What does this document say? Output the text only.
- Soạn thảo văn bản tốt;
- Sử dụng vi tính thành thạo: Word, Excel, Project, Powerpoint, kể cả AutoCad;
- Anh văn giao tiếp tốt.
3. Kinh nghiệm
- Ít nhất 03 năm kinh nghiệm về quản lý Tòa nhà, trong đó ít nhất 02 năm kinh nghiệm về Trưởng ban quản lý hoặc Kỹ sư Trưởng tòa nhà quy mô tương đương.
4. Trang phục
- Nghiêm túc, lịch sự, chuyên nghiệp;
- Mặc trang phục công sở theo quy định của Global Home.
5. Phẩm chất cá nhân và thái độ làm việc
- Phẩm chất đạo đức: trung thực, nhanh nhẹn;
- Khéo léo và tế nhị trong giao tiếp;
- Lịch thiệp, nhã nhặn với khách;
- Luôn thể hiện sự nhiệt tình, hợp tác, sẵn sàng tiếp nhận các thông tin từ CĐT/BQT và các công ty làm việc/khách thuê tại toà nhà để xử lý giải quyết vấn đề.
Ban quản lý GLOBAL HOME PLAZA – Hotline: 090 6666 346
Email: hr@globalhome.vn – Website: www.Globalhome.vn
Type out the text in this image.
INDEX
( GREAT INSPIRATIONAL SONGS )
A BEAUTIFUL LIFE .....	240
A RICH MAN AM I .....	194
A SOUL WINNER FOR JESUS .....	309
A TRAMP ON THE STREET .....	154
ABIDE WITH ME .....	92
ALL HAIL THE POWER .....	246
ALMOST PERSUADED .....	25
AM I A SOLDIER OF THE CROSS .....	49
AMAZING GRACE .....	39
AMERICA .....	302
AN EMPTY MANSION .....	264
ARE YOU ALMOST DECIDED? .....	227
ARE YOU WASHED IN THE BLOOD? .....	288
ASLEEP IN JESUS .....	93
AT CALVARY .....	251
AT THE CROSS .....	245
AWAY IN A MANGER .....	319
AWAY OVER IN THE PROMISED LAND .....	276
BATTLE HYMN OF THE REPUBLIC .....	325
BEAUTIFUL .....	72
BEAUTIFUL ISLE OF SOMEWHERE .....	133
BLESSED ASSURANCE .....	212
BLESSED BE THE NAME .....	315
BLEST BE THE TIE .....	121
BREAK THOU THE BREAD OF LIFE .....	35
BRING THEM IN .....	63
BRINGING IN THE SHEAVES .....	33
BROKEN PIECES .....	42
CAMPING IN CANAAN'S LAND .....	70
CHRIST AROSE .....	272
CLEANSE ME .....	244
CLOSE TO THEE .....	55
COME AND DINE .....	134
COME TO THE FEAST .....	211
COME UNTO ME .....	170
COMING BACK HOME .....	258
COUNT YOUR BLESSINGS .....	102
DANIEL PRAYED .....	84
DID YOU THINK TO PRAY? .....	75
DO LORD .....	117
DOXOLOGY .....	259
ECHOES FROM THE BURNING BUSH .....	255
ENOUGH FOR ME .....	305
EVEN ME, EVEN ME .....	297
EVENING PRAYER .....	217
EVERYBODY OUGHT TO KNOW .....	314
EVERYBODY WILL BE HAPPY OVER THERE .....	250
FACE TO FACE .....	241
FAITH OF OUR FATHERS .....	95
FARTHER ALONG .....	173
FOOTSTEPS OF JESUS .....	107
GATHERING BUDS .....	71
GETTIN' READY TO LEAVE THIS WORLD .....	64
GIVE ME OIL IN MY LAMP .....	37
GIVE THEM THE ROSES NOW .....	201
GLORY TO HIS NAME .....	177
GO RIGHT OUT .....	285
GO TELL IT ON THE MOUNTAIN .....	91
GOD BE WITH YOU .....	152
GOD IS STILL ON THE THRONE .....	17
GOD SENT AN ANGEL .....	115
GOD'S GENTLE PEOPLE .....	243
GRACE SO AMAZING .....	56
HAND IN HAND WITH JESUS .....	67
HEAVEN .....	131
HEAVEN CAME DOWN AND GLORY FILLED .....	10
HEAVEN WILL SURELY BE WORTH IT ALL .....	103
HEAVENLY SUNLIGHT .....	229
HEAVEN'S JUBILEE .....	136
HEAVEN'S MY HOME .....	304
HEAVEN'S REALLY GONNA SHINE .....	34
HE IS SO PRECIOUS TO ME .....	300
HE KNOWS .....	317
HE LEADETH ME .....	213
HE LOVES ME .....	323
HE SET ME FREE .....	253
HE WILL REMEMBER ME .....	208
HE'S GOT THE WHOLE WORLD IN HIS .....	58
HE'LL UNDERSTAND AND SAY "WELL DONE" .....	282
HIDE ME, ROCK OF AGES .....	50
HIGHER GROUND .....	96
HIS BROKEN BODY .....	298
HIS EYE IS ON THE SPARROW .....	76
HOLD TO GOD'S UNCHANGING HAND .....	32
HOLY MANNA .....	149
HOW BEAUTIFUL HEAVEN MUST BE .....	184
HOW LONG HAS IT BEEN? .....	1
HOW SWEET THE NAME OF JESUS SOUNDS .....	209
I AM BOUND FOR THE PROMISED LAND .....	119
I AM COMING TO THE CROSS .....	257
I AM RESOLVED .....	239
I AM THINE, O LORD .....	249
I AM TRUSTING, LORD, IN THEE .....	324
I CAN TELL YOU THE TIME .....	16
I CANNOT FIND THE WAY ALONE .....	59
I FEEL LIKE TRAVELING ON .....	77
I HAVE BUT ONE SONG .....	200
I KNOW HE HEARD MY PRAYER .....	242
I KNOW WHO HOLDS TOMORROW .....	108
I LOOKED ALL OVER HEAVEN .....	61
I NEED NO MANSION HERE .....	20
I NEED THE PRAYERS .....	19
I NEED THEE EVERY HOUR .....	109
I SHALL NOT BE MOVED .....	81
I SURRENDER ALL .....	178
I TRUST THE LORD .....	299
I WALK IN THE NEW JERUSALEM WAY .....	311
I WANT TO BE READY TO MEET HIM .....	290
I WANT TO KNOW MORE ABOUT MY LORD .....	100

____

What is expected | Extract the complete data, matching each line exactly.

Result |
What does this document say? Output the text only.
- Soạn thảo văn bản tốt;
- Sử dụng vi tính thành thạo: Word, Excel, Project, Powerpoint, kể cả AutoCad;
- Anh văn giao tiếp tốt.
3. Kinh nghiệm
- Ít nhất 03 năm kinh nghiệm về quản lý Tòa nhà, trong đó ít nhất 02 năm kinh nghiệm về Trưởng ban quản lý hoặc Kỹ sư Trưởng tòa nhà quy mô tương đương.
4. Trang phục
- Nghiêm túc, lịch sự, chuyên nghiệp;
- Mặc trang phục công sở theo quy định của Global Home.
5. Phẩm chất cá nhân và thái độ làm việc
- Phẩm chất đạo đức: trung thực, nhanh nhẹn;
- Khéo léo và tế nhị trong giao tiếp;
- Lịch thiệp, nhã nhặn với khách;
- Luôn thể hiện sự nhiệt tình, hợp tác, sẵn sàng tiếp nhận các thông tin từ CĐT/BQT và các công ty làm việc/khách thuê tại toà nhà để xử lý giải quyết vấn đề.
Ban quản lý GLOBAL HOME PLAZA – Hotline: 090 6666 346
Email: hr@globalhome.vn – Website: www.Globalhome.vn
Type out the text in this image.
INDEX
( GREAT INSPIRATIONAL SONGS )
A BEAUTIFUL LIFE .....	240
A RICH MAN AM I .....	194
A SOUL WINNER FOR JESUS .....	309
A TRAMP ON THE STREET .....	154
ABIDE WITH ME .....	92
ALL HAIL THE POWER .....	246
ALMOST PERSUADED .....	25
AM I A SOLDIER OF THE CROSS .....	49
AMAZING GRACE .....	39
AMERICA .....	302
AN EMPTY MANSION .....	264
ARE YOU ALMOST DECIDED? .....	227
ARE YOU WASHED IN THE BLOOD? .....	288
ASLEEP IN JESUS .....	93
AT CALVARY .....	251
AT THE CROSS .....	245
AWAY IN A MANGER .....	319
AWAY OVER IN THE PROMISED LAND .....	276
BATTLE HYMN OF THE REPUBLIC .....	325
BEAUTIFUL .....	72
BEAUTIFUL ISLE OF SOMEWHERE .....	133
BLESSED ASSURANCE .....	212
BLESSED BE THE NAME .....	315
BLEST BE THE TIE .....	121
BREAK THOU THE BREAD OF LIFE .....	35
BRING THEM IN .....	63
BRINGING IN THE SHEAVES .....	33
BROKEN PIECES .....	42
CAMPING IN CANAAN'S LAND .....	70
CHRIST AROSE .....	272
CLEANSE ME .....	244
CLOSE TO THEE .....	55
COME AND DINE .....	134
COME TO THE FEAST .....	211
COME UNTO ME .....	170
COMING BACK HOME .....	258
COUNT YOUR BLESSINGS .....	102
DANIEL PRAYED .....	84
DID YOU THINK TO PRAY? .....	75
DO LORD .....	117
DOXOLOGY .....	259
ECHOES FROM THE BURNING BUSH .....	255
ENOUGH FOR ME .....	305
EVEN ME, EVEN ME .....	297
EVENING PRAYER .....	217
EVERYBODY OUGHT TO KNOW .....	314
EVERYBODY WILL BE HAPPY OVER THERE .....	250
FACE TO FACE .....	241
FAITH OF OUR FATHERS .....	95
FARTHER ALONG .....	173
FOOTSTEPS OF JESUS .....	107
GATHERING BUDS .....	71
GETTIN' READY TO LEAVE THIS WORLD .....	64
GIVE ME OIL IN MY LAMP .....	37
GIVE THEM THE ROSES NOW .....	201
GLORY TO HIS NAME .....	177
GO RIGHT OUT .....	285
GO TELL IT ON THE MOUNTAIN .....	91
GOD BE WITH YOU .....	152
GOD IS STILL ON THE THRONE .....	17
GOD SENT AN ANGEL .....	115
GOD'S GENTLE PEOPLE .....	243
GRACE SO AMAZING .....	56
HAND IN HAND WITH JESUS .....	67
HEAVEN .....	131
HEAVEN CAME DOWN AND GLORY FILLED .....	10
HEAVEN WILL SURELY BE WORTH IT ALL .....	103
HEAVENLY SUNLIGHT .....	229
HEAVEN'S JUBILEE .....	136
HEAVEN'S MY HOME .....	304
HEAVEN'S REALLY GONNA SHINE .....	34
HE IS SO PRECIOUS TO ME .....	300
HE KNOWS .....	317
HE LEADETH ME .....	213
HE LOVES ME .....	323
HE SET ME FREE .....	253
HE WILL REMEMBER ME .....	208
HE'S GOT THE WHOLE WORLD IN HIS .....	58
HE'LL UNDERSTAND AND SAY "WELL DONE" .....	282
HIDE ME, ROCK OF AGES .....	50
HIGHER GROUND .....	96
HIS BROKEN BODY .....	298
HIS EYE IS ON THE SPARROW .....	76
HOLD TO GOD'S UNCHANGING HAND .....	32
HOLY MANNA .....	149
HOW BEAUTIFUL HEAVEN MUST BE .....	184
HOW LONG HAS IT BEEN? .....	1
HOW SWEET THE NAME OF JESUS SOUNDS .....	209
I AM BOUND FOR THE PROMISED LAND .....	119
I AM COMING TO THE CROSS .....	257
I AM RESOLVED .....	239
I AM THINE, O LORD .....	249
I AM TRUSTING, LORD, IN THEE .....	324
I CAN TELL YOU THE TIME .....	16
I CANNOT FIND THE WAY ALONE .....	59
I FEEL LIKE TRAVELING ON .....	77
I HAVE BUT ONE SONG .....	200
I KNOW HE HEARD MY PRAYER .....	242
I KNOW WHO HOLDS TOMORROW .....	108
I LOOKED ALL OVER HEAVEN .....	61
I NEED NO MANSION HERE .....	20
I NEED THE PRAYERS .....	19
I NEED THEE EVERY HOUR .....	109
I SHALL NOT BE MOVED .....	81
I SURRENDER ALL .....	178
I TRUST THE LORD .....	299
I WALK IN THE NEW JERUSALEM WAY .....	311
I WANT TO BE READY TO MEET HIM .....	290
I WANT TO KNOW MORE ABOUT MY LORD .....	100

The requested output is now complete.